== Set exercise ==
Tally the lines of the data below that contain the string "Simuloitu", matching uppercase and lowercase letters exactly, and reply with the number alone.

== Information given ==
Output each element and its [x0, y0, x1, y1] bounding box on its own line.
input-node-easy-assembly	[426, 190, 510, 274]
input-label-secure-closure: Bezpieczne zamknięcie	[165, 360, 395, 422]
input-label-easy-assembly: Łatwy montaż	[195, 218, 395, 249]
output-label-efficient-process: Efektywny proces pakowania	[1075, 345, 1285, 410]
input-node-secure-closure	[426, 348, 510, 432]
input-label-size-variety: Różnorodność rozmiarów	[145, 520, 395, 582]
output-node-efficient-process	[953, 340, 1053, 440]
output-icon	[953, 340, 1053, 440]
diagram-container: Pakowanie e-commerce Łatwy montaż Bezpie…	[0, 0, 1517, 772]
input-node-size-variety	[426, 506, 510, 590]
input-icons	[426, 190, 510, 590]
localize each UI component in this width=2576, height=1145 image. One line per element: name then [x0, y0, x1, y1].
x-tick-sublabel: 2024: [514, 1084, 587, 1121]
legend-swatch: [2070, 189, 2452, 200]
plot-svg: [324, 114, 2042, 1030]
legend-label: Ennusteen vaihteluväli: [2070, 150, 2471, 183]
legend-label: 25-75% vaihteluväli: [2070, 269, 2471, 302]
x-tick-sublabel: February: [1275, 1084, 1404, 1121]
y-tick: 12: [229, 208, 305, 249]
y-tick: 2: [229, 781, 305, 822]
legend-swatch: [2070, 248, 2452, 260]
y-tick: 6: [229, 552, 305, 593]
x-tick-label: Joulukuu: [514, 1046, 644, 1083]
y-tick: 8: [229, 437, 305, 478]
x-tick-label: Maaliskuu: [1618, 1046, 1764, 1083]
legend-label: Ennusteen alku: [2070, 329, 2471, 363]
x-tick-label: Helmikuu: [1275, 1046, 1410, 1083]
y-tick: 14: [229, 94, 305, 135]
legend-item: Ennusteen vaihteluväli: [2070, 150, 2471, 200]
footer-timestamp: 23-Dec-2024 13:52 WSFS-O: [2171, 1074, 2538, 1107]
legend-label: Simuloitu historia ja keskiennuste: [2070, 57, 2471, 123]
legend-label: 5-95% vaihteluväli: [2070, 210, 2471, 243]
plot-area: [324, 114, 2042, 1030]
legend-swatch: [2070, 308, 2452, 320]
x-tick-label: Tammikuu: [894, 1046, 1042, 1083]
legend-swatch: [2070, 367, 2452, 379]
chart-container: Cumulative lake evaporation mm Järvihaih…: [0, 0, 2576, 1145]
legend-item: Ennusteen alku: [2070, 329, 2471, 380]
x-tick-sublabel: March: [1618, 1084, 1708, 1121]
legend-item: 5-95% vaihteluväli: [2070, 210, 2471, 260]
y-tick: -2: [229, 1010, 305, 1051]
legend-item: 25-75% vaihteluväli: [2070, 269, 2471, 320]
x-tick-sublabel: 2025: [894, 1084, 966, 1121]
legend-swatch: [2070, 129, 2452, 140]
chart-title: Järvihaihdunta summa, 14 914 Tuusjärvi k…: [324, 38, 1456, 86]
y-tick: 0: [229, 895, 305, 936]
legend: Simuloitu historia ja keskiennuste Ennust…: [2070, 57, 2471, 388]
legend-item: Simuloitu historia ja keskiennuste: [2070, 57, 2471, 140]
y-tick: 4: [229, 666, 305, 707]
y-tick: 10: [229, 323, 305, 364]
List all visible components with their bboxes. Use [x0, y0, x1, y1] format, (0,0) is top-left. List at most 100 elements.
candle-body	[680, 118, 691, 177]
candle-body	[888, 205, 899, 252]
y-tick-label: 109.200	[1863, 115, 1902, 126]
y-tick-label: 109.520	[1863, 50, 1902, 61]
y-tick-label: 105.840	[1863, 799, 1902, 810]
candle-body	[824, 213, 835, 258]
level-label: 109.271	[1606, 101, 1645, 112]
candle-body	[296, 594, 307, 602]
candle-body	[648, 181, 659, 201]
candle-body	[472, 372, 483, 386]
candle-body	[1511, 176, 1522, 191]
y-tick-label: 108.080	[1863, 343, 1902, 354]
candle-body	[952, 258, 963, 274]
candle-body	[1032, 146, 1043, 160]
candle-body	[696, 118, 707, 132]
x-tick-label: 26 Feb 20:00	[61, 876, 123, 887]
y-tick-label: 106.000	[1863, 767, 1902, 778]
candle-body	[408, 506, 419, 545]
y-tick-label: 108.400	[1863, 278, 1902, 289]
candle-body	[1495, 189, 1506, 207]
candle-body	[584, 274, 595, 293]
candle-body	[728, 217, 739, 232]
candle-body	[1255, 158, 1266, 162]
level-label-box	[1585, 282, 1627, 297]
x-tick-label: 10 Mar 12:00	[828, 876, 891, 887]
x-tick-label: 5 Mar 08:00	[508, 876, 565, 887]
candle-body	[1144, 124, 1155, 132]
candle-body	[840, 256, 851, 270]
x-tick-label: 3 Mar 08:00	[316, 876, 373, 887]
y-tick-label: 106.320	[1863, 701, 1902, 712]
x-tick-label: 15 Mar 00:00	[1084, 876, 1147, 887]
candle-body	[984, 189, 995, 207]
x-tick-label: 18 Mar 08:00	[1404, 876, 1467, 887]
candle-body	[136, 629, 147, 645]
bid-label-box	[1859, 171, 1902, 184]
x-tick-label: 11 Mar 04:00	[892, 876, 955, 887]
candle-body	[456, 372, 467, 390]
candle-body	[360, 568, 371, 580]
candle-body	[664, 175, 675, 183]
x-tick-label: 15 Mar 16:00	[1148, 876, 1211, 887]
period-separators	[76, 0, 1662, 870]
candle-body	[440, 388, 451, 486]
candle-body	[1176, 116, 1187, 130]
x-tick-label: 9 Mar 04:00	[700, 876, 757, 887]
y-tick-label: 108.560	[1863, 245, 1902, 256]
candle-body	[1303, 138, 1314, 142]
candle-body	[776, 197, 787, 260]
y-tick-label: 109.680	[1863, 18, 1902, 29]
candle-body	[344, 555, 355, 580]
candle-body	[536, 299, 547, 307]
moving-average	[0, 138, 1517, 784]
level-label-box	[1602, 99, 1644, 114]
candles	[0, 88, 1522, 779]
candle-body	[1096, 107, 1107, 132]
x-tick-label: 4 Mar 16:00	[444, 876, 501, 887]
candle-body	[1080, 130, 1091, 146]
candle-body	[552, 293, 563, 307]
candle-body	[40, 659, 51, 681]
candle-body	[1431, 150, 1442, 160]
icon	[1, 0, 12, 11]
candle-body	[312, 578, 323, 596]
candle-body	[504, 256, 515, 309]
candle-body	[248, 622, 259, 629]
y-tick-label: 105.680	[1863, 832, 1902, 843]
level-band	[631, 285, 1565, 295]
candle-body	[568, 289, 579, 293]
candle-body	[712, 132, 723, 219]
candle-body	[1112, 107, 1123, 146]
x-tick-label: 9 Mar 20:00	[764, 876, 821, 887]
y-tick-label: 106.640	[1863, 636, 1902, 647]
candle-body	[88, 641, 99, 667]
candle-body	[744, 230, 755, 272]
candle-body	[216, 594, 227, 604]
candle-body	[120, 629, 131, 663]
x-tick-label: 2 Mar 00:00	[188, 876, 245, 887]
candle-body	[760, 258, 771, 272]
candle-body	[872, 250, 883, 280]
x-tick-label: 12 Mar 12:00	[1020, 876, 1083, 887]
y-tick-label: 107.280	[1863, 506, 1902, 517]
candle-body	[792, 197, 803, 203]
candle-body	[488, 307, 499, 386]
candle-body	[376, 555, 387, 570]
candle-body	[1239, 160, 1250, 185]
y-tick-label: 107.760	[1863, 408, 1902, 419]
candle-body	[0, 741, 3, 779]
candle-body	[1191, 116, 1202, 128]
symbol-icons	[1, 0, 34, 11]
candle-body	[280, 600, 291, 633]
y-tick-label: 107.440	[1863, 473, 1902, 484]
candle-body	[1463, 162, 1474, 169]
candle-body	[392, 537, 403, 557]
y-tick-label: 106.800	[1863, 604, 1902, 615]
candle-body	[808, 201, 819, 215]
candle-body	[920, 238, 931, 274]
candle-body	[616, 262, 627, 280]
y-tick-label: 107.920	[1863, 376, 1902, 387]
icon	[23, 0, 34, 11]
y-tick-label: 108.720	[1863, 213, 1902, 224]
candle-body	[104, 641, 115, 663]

== Completed exercise ==
3